Problem to solve:
Copy each line of the data below in which the word "Tanda" can be found.

── Data under study ──

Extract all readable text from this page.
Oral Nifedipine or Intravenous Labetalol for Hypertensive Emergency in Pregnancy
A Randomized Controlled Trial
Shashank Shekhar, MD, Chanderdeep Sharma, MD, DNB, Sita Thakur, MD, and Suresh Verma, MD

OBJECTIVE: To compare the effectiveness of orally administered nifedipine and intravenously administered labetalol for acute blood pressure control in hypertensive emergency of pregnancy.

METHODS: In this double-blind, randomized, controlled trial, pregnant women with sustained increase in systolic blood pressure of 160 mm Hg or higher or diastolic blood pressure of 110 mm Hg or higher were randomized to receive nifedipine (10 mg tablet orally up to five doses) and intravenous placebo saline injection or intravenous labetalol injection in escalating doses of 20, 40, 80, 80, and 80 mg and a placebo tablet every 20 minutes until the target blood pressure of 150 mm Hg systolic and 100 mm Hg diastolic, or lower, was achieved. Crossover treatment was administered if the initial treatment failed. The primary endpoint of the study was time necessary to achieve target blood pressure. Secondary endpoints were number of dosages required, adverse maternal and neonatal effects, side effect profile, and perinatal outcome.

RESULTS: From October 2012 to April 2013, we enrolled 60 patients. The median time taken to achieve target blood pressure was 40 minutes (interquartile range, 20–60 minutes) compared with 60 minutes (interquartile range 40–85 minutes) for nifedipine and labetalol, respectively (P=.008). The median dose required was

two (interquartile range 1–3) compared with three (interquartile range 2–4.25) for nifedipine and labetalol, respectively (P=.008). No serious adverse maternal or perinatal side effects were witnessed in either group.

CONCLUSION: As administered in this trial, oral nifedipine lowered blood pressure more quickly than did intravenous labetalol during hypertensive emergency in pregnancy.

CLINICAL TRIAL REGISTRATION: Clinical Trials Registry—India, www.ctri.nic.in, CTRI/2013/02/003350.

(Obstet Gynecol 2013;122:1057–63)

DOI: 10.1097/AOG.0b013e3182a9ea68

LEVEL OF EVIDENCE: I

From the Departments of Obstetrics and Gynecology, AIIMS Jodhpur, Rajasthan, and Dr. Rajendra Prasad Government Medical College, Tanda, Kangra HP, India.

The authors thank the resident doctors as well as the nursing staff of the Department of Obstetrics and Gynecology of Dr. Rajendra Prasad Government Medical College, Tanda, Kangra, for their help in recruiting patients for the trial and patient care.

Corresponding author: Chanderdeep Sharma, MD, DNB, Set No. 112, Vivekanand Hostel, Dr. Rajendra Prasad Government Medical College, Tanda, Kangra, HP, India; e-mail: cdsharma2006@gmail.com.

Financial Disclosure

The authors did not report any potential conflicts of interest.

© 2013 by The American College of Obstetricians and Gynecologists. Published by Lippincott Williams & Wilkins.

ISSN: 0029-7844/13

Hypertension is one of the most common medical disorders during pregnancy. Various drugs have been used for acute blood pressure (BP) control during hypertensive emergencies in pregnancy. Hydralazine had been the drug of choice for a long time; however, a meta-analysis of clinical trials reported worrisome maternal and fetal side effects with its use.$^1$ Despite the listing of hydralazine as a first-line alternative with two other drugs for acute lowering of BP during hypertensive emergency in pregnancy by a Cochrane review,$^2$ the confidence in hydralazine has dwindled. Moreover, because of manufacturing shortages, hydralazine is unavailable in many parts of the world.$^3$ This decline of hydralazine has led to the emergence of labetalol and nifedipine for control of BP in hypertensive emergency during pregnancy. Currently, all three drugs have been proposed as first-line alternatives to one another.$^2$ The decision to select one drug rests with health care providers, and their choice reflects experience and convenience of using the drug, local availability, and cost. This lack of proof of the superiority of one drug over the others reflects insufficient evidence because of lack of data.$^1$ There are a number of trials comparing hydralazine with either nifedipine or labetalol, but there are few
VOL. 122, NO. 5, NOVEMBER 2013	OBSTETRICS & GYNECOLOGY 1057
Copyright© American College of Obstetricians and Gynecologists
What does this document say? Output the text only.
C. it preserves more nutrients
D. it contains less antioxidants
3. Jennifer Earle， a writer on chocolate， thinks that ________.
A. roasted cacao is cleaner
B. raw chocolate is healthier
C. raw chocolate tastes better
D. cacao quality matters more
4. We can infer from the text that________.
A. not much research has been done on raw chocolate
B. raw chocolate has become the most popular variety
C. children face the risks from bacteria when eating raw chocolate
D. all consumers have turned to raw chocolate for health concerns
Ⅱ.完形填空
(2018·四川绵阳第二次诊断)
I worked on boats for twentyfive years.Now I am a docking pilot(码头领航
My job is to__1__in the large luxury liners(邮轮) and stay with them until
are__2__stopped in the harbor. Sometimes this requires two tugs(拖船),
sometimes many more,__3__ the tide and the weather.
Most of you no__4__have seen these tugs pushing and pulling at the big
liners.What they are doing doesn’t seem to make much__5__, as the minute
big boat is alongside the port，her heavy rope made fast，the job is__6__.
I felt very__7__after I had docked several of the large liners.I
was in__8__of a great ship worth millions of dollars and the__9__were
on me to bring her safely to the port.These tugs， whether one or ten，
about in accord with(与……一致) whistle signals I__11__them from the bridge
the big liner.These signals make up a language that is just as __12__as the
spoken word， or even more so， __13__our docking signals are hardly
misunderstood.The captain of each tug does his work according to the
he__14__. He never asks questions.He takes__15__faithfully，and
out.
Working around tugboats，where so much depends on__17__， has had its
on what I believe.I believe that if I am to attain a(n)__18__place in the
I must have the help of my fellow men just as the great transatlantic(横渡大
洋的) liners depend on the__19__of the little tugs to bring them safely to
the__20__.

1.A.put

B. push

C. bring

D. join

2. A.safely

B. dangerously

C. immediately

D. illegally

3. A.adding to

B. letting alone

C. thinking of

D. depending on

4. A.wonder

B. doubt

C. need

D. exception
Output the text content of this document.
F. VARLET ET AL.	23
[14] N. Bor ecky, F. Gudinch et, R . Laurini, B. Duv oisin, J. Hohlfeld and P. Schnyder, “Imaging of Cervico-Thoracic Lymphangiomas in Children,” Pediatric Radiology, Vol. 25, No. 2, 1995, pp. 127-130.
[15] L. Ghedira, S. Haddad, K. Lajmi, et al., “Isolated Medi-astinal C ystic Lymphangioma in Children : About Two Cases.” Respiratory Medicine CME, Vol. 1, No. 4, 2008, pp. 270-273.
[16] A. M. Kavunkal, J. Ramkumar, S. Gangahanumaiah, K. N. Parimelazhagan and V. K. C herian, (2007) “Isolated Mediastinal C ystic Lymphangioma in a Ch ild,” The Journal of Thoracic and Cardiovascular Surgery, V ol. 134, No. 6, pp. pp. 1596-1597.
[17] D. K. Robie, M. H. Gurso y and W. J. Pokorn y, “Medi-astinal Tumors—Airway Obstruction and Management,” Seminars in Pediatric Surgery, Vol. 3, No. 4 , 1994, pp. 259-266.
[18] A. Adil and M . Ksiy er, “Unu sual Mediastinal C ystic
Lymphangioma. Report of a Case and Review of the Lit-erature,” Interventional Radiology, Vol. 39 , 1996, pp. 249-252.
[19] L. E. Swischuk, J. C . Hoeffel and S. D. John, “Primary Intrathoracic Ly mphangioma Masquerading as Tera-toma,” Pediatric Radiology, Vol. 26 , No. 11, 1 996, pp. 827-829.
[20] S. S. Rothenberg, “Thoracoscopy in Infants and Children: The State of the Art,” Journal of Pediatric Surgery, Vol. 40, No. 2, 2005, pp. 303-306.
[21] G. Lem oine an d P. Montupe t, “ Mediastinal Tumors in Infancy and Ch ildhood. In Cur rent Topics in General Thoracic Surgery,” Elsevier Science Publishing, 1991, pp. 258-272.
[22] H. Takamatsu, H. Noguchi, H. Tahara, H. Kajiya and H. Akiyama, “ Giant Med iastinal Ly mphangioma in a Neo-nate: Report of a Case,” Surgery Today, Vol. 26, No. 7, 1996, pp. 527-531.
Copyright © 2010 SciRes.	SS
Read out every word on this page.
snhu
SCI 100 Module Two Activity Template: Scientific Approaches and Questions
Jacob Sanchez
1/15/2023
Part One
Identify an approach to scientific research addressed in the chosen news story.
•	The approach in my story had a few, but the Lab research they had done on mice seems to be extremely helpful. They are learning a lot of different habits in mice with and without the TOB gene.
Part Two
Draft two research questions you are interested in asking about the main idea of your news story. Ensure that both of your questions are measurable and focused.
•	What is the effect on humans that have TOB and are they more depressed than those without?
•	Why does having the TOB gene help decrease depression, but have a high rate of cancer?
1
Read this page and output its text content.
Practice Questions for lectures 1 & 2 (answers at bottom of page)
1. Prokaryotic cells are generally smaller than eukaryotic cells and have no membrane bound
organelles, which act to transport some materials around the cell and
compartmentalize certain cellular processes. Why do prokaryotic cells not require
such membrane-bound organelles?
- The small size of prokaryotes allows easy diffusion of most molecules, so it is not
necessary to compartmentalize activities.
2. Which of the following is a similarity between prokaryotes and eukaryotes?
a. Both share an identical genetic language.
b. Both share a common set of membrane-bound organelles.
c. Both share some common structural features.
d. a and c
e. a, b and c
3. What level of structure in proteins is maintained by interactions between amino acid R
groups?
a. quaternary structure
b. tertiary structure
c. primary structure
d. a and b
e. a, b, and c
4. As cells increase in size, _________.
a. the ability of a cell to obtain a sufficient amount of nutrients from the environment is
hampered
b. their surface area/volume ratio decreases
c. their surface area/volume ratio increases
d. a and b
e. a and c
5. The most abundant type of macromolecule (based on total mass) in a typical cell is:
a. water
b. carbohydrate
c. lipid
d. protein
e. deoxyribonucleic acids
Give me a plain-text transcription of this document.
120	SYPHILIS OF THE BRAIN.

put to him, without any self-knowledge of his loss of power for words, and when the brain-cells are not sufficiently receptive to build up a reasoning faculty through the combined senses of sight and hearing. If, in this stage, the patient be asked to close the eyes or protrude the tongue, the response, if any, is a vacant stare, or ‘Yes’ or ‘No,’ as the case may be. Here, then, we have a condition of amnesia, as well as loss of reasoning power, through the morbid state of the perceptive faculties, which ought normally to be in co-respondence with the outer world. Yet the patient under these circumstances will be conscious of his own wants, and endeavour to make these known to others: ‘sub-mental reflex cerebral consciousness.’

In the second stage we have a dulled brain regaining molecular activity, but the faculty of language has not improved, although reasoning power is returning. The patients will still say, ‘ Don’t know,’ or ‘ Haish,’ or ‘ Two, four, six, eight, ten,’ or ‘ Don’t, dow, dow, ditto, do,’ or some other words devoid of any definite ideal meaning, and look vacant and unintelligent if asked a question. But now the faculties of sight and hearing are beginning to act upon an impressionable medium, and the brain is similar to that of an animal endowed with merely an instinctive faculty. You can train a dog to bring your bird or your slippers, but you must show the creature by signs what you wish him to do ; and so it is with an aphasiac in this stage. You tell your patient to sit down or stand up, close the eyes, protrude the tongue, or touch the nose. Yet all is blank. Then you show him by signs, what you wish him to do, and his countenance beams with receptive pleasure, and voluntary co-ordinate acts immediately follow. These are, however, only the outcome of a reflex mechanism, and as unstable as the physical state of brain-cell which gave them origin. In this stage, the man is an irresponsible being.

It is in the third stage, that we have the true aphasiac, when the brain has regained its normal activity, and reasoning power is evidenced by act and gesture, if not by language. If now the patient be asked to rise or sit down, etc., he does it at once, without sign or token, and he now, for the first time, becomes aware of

───

Solution to this problem:
From the Departments of Obstetrics and Gynecology, AIIMS Jodhpur, Rajasthan, and Dr. Rajendra Prasad Government Medical College, Tanda, Kangra HP, India.
The authors thank the resident doctors as well as the nursing staff of the Department of Obstetrics and Gynecology of Dr. Rajendra Prasad Government Medical College, Tanda, Kangra, for their help in recruiting patients for the trial and patient care.
Corresponding author: Chanderdeep Sharma, MD, DNB, Set No. 112, Vivekanand Hostel, Dr. Rajendra Prasad Government Medical College, Tanda, Kangra, HP, India; e-mail: cdsharma2006@gmail.com.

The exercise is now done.